Rows from a figure dataset:
--- START ---
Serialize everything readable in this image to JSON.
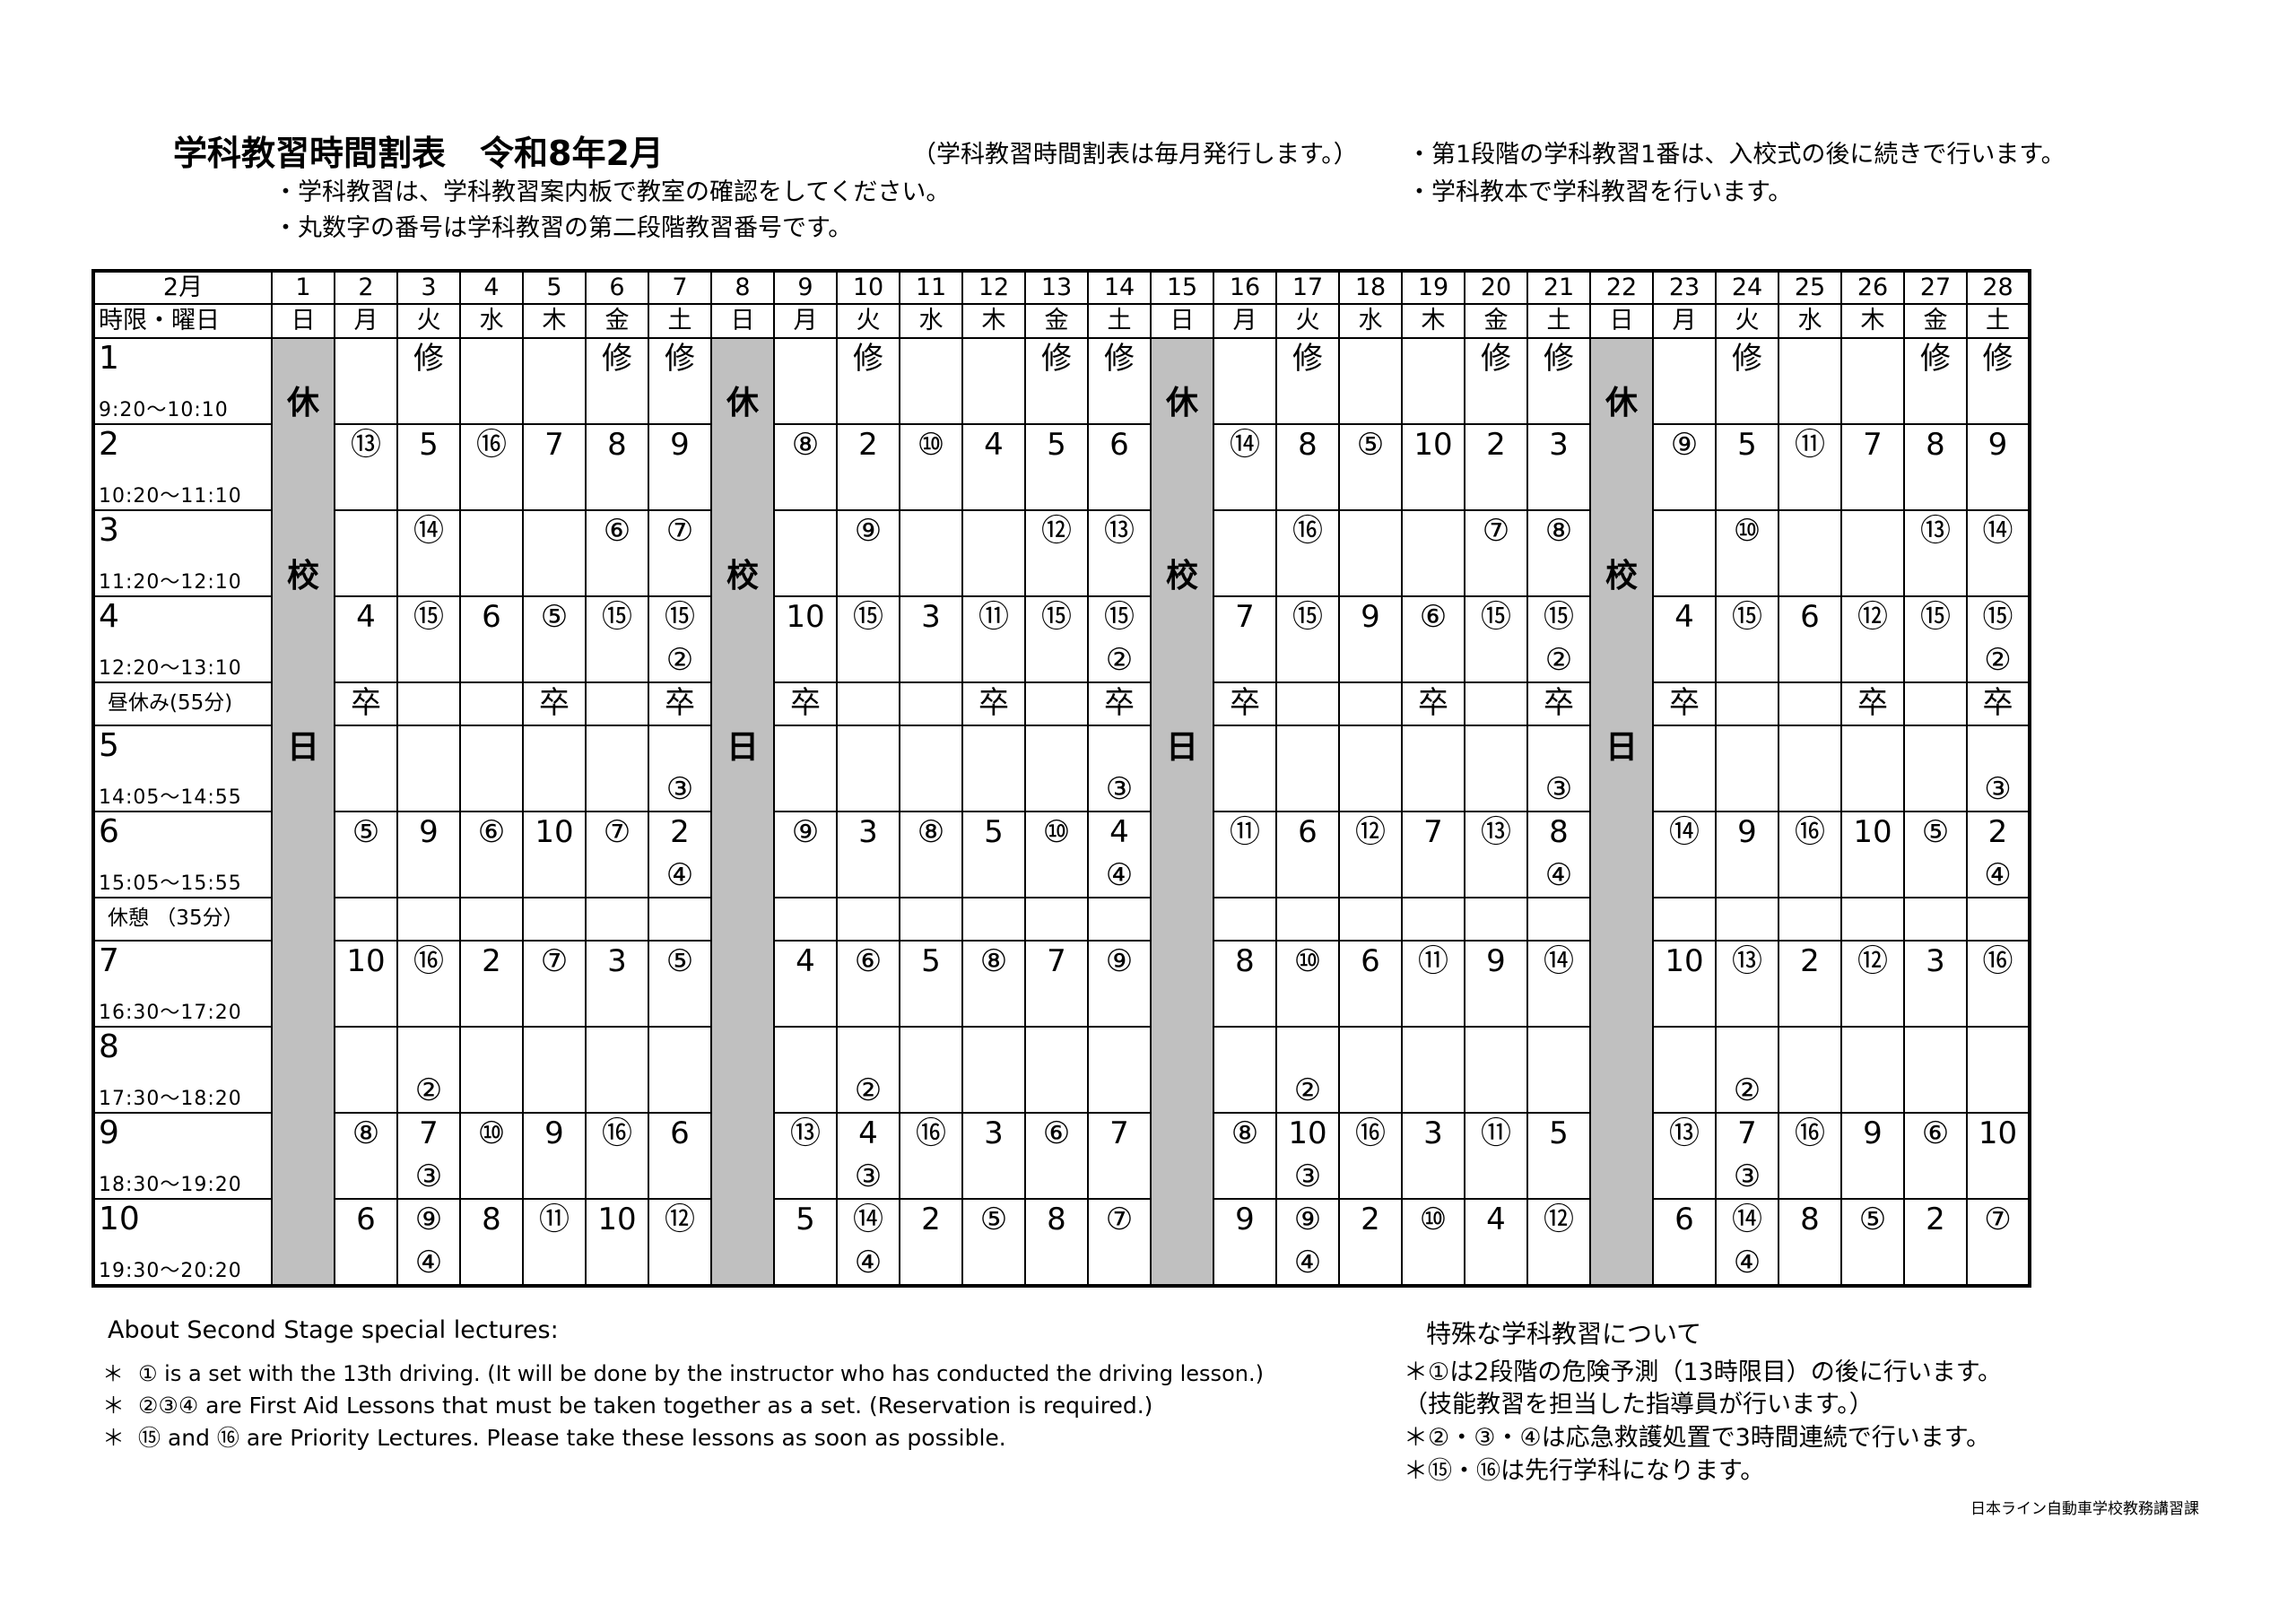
{
  "header": {
    "title": "学科教習時間割表　令和8年2月",
    "issue_note": "（学科教習時間割表は毎月発行します。）",
    "left_notes": [
      "・学科教習は、学科教習案内板で教室の確認をしてください。",
      "・丸数字の番号は学科教習の第二段階教習番号です。"
    ],
    "right_notes": [
      "・第1段階の学科教習1番は、入校式の後に続きで行います。",
      "・学科教本で学科教習を行います。"
    ]
  },
  "table": {
    "month_label": "2月",
    "period_day_label": "時限・曜日",
    "days": [
      "1",
      "2",
      "3",
      "4",
      "5",
      "6",
      "7",
      "8",
      "9",
      "10",
      "11",
      "12",
      "13",
      "14",
      "15",
      "16",
      "17",
      "18",
      "19",
      "20",
      "21",
      "22",
      "23",
      "24",
      "25",
      "26",
      "27",
      "28"
    ],
    "weekdays": [
      "日",
      "月",
      "火",
      "水",
      "木",
      "金",
      "土",
      "日",
      "月",
      "火",
      "水",
      "木",
      "金",
      "土",
      "日",
      "月",
      "火",
      "水",
      "木",
      "金",
      "土",
      "日",
      "月",
      "火",
      "水",
      "木",
      "金",
      "土"
    ],
    "closed_label": [
      "休",
      "校",
      "日"
    ],
    "closed_color": "#c0c0c0",
    "rows": [
      {
        "type": "period",
        "num": "1",
        "time": "9:20～10:10",
        "cells": [
          null,
          "",
          "修",
          "",
          "",
          "修",
          "修",
          null,
          "",
          "修",
          "",
          "",
          "修",
          "修",
          null,
          "",
          "修",
          "",
          "",
          "修",
          "修",
          null,
          "",
          "修",
          "",
          "",
          "修",
          "修"
        ]
      },
      {
        "type": "period",
        "num": "2",
        "time": "10:20～11:10",
        "cells": [
          null,
          "⑬",
          "5",
          "⑯",
          "7",
          "8",
          "9",
          null,
          "⑧",
          "2",
          "⑩",
          "4",
          "5",
          "6",
          null,
          "⑭",
          "8",
          "⑤",
          "10",
          "2",
          "3",
          null,
          "⑨",
          "5",
          "⑪",
          "7",
          "8",
          "9"
        ]
      },
      {
        "type": "period",
        "num": "3",
        "time": "11:20～12:10",
        "cells": [
          null,
          "",
          "⑭",
          "",
          "",
          "⑥",
          "⑦",
          null,
          "",
          "⑨",
          "",
          "",
          "⑫",
          "⑬",
          null,
          "",
          "⑯",
          "",
          "",
          "⑦",
          "⑧",
          null,
          "",
          "⑩",
          "",
          "",
          "⑬",
          "⑭"
        ]
      },
      {
        "type": "period",
        "num": "4",
        "time": "12:20～13:10",
        "cells": [
          null,
          "4",
          "⑮",
          "6",
          "⑤",
          "⑮",
          [
            "⑮",
            "②"
          ],
          null,
          "10",
          "⑮",
          "3",
          "⑪",
          "⑮",
          [
            "⑮",
            "②"
          ],
          null,
          "7",
          "⑮",
          "9",
          "⑥",
          "⑮",
          [
            "⑮",
            "②"
          ],
          null,
          "4",
          "⑮",
          "6",
          "⑫",
          "⑮",
          [
            "⑮",
            "②"
          ]
        ]
      },
      {
        "type": "break",
        "label": "昼休み(55分)",
        "cells": [
          null,
          "卒",
          "",
          "",
          "卒",
          "",
          "卒",
          null,
          "卒",
          "",
          "",
          "卒",
          "",
          "卒",
          null,
          "卒",
          "",
          "",
          "卒",
          "",
          "卒",
          null,
          "卒",
          "",
          "",
          "卒",
          "",
          "卒"
        ]
      },
      {
        "type": "period",
        "num": "5",
        "time": "14:05～14:55",
        "cells": [
          null,
          "",
          "",
          "",
          "",
          "",
          [
            "",
            "③"
          ],
          null,
          "",
          "",
          "",
          "",
          "",
          [
            "",
            "③"
          ],
          null,
          "",
          "",
          "",
          "",
          "",
          [
            "",
            "③"
          ],
          null,
          "",
          "",
          "",
          "",
          "",
          [
            "",
            "③"
          ]
        ]
      },
      {
        "type": "period",
        "num": "6",
        "time": "15:05～15:55",
        "cells": [
          null,
          "⑤",
          "9",
          "⑥",
          "10",
          "⑦",
          [
            "2",
            "④"
          ],
          null,
          "⑨",
          "3",
          "⑧",
          "5",
          "⑩",
          [
            "4",
            "④"
          ],
          null,
          "⑪",
          "6",
          "⑫",
          "7",
          "⑬",
          [
            "8",
            "④"
          ],
          null,
          "⑭",
          "9",
          "⑯",
          "10",
          "⑤",
          [
            "2",
            "④"
          ]
        ]
      },
      {
        "type": "break",
        "label": "休憩 （35分）",
        "cells": [
          null,
          "",
          "",
          "",
          "",
          "",
          "",
          null,
          "",
          "",
          "",
          "",
          "",
          "",
          null,
          "",
          "",
          "",
          "",
          "",
          "",
          null,
          "",
          "",
          "",
          "",
          "",
          ""
        ]
      },
      {
        "type": "period",
        "num": "7",
        "time": "16:30～17:20",
        "cells": [
          null,
          "10",
          "⑯",
          "2",
          "⑦",
          "3",
          "⑤",
          null,
          "4",
          "⑥",
          "5",
          "⑧",
          "7",
          "⑨",
          null,
          "8",
          "⑩",
          "6",
          "⑪",
          "9",
          "⑭",
          null,
          "10",
          "⑬",
          "2",
          "⑫",
          "3",
          "⑯"
        ]
      },
      {
        "type": "period",
        "num": "8",
        "time": "17:30～18:20",
        "cells": [
          null,
          "",
          [
            "",
            "②"
          ],
          "",
          "",
          "",
          "",
          null,
          "",
          [
            "",
            "②"
          ],
          "",
          "",
          "",
          "",
          null,
          "",
          [
            "",
            "②"
          ],
          "",
          "",
          "",
          "",
          null,
          "",
          [
            "",
            "②"
          ],
          "",
          "",
          "",
          ""
        ]
      },
      {
        "type": "period",
        "num": "9",
        "time": "18:30～19:20",
        "cells": [
          null,
          "⑧",
          [
            "7",
            "③"
          ],
          "⑩",
          "9",
          "⑯",
          "6",
          null,
          "⑬",
          [
            "4",
            "③"
          ],
          "⑯",
          "3",
          "⑥",
          "7",
          null,
          "⑧",
          [
            "10",
            "③"
          ],
          "⑯",
          "3",
          "⑪",
          "5",
          null,
          "⑬",
          [
            "7",
            "③"
          ],
          "⑯",
          "9",
          "⑥",
          "10"
        ]
      },
      {
        "type": "period",
        "num": "10",
        "time": "19:30～20:20",
        "cells": [
          null,
          "6",
          [
            "⑨",
            "④"
          ],
          "8",
          "⑪",
          "10",
          "⑫",
          null,
          "5",
          [
            "⑭",
            "④"
          ],
          "2",
          "⑤",
          "8",
          "⑦",
          null,
          "9",
          [
            "⑨",
            "④"
          ],
          "2",
          "⑩",
          "4",
          "⑫",
          null,
          "6",
          [
            "⑭",
            "④"
          ],
          "8",
          "⑤",
          "2",
          "⑦"
        ]
      }
    ]
  },
  "english_notes": {
    "title": "About Second Stage special lectures:",
    "bullet": "＊",
    "items": [
      "① is a set with the 13th driving. (It will be done by the instructor who has conducted the driving lesson.)",
      "②③④ are First Aid Lessons that must be taken together as a set. (Reservation is required.)",
      "⑮ and ⑯ are Priority Lectures. Please take these lessons as soon as possible."
    ]
  },
  "japanese_notes": {
    "title": "特殊な学科教習について",
    "items": [
      "＊①は2段階の危険予測（13時限目）の後に行います。",
      "（技能教習を担当した指導員が行います。）",
      "＊②・③・④は応急救護処置で3時間連続で行います。",
      "＊⑮・⑯は先行学科になります。"
    ]
  },
  "footer": {
    "department": "日本ライン自動車学校教務講習課"
  }
}
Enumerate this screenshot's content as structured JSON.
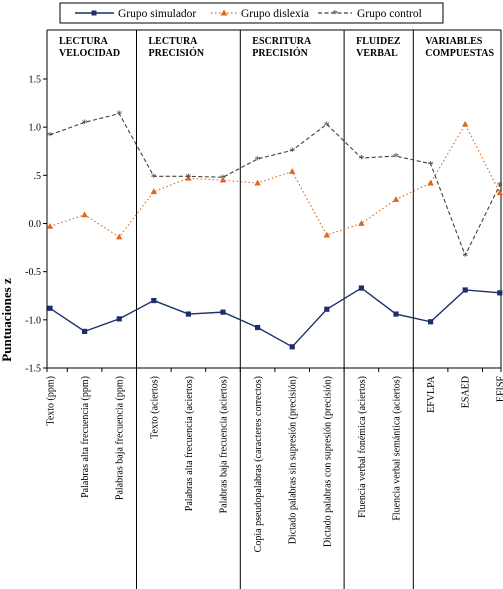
--- END ---
Problem details: Return only those lines of the records that contain the string "title".

Expected output:
    "title": "学科教習時間割表　令和8年2月",
    "title": "About Second Stage special lectures:",
    "title": "特殊な学科教習について",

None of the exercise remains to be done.